> WHAT IS EXPECTED
Retype each line of the material exactly, please, skipping any picture in it.

(Collected data entries)
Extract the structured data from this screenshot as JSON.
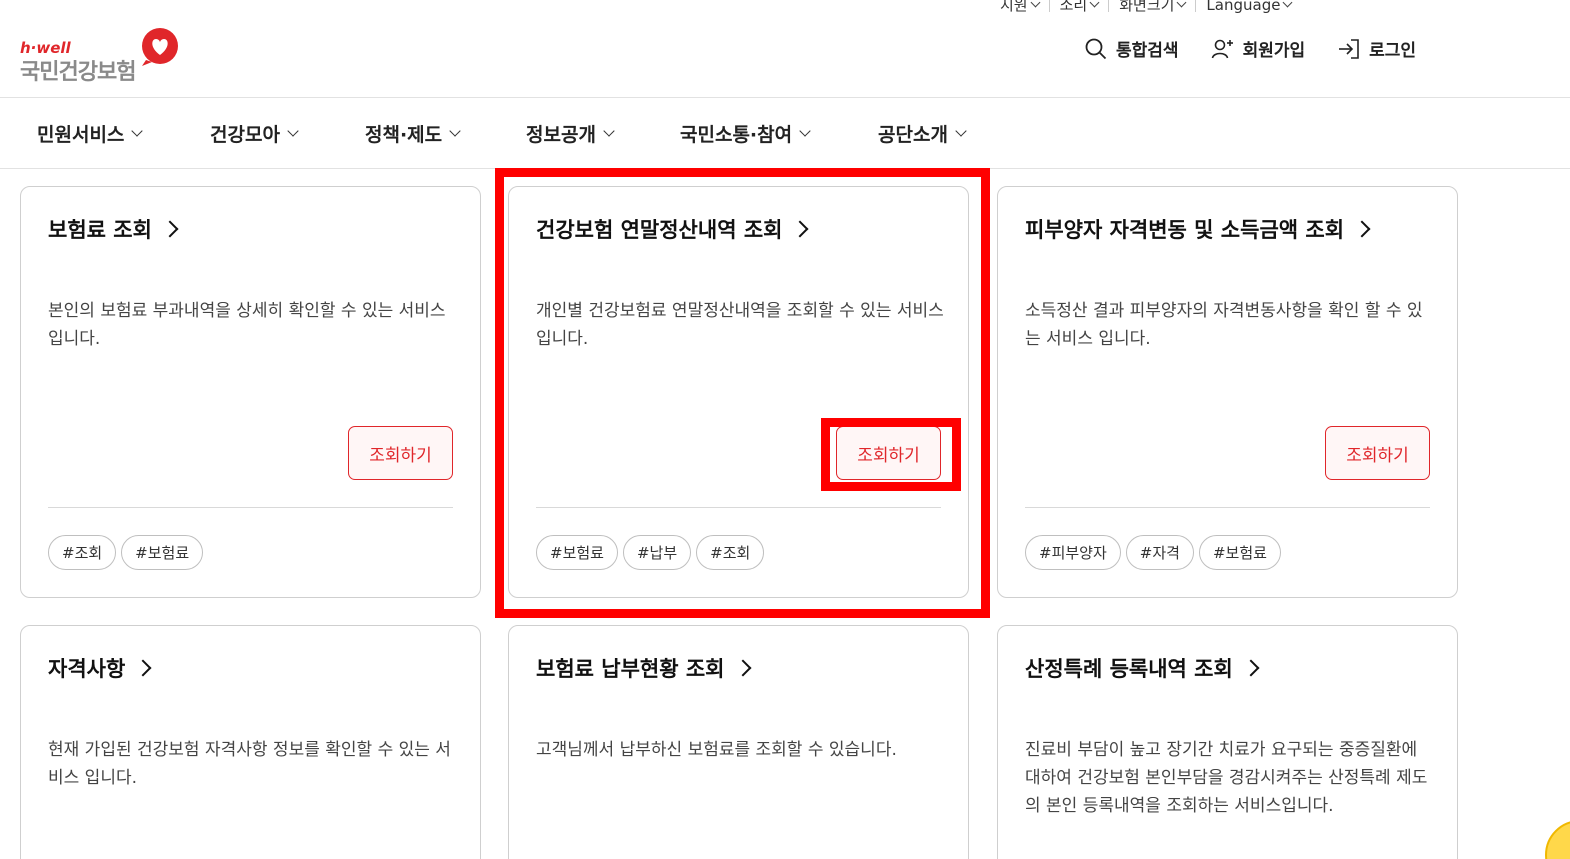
{
  "utility": {
    "items": [
      "지원",
      "소리",
      "화면크기",
      "Language"
    ]
  },
  "logo": {
    "tagline": "h·well",
    "name": "국민건강보험"
  },
  "header_actions": {
    "search": "통합검색",
    "signup": "회원가입",
    "login": "로그인"
  },
  "gnb": [
    "민원서비스",
    "건강모아",
    "정책·제도",
    "정보공개",
    "국민소통·참여",
    "공단소개"
  ],
  "cards": [
    {
      "title": "보험료 조회",
      "desc": "본인의 보험료 부과내역을 상세히 확인할 수 있는 서비스 입니다.",
      "button": "조회하기",
      "tags": [
        "#조회",
        "#보험료"
      ]
    },
    {
      "title": "건강보험 연말정산내역 조회",
      "desc": "개인별 건강보험료 연말정산내역을 조회할 수 있는 서비스입니다.",
      "button": "조회하기",
      "tags": [
        "#보험료",
        "#납부",
        "#조회"
      ]
    },
    {
      "title": "피부양자 자격변동 및 소득금액 조회",
      "desc": "소득정산 결과 피부양자의 자격변동사항을 확인 할 수 있는 서비스 입니다.",
      "button": "조회하기",
      "tags": [
        "#피부양자",
        "#자격",
        "#보험료"
      ]
    },
    {
      "title": "자격사항",
      "desc": "현재 가입된 건강보험 자격사항 정보를 확인할 수 있는 서비스 입니다."
    },
    {
      "title": "보험료 납부현황 조회",
      "desc": "고객님께서 납부하신 보험료를 조회할 수 있습니다."
    },
    {
      "title": "산정특례 등록내역 조회",
      "desc": "진료비 부담이 높고 장기간 치료가 요구되는 중증질환에 대하여 건강보험 본인부담을 경감시켜주는 산정특례 제도의 본인 등록내역을 조회하는 서비스입니다."
    }
  ],
  "colors": {
    "brand_red": "#e0262a",
    "highlight": "#ff0000"
  }
}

> SOLVED PROBLEM
Extract the structured data from this screenshot as JSON.
{
  "utility": {
    "items": [
      "지원",
      "소리",
      "화면크기",
      "Language"
    ]
  },
  "logo": {
    "tagline": "h·well",
    "name": "국민건강보험"
  },
  "header_actions": {
    "search": "통합검색",
    "signup": "회원가입",
    "login": "로그인"
  },
  "gnb": [
    "민원서비스",
    "건강모아",
    "정책·제도",
    "정보공개",
    "국민소통·참여",
    "공단소개"
  ],
  "cards": [
    {
      "title": "보험료 조회",
      "desc": "본인의 보험료 부과내역을 상세히 확인할 수 있는 서비스 입니다.",
      "button": "조회하기",
      "tags": [
        "#조회",
        "#보험료"
      ]
    },
    {
      "title": "건강보험 연말정산내역 조회",
      "desc": "개인별 건강보험료 연말정산내역을 조회할 수 있는 서비스입니다.",
      "button": "조회하기",
      "tags": [
        "#보험료",
        "#납부",
        "#조회"
      ]
    },
    {
      "title": "피부양자 자격변동 및 소득금액 조회",
      "desc": "소득정산 결과 피부양자의 자격변동사항을 확인 할 수 있는 서비스 입니다.",
      "button": "조회하기",
      "tags": [
        "#피부양자",
        "#자격",
        "#보험료"
      ]
    },
    {
      "title": "자격사항",
      "desc": "현재 가입된 건강보험 자격사항 정보를 확인할 수 있는 서비스 입니다."
    },
    {
      "title": "보험료 납부현황 조회",
      "desc": "고객님께서 납부하신 보험료를 조회할 수 있습니다."
    },
    {
      "title": "산정특례 등록내역 조회",
      "desc": "진료비 부담이 높고 장기간 치료가 요구되는 중증질환에 대하여 건강보험 본인부담을 경감시켜주는 산정특례 제도의 본인 등록내역을 조회하는 서비스입니다."
    }
  ],
  "colors": {
    "brand_red": "#e0262a",
    "highlight": "#ff0000"
  }
}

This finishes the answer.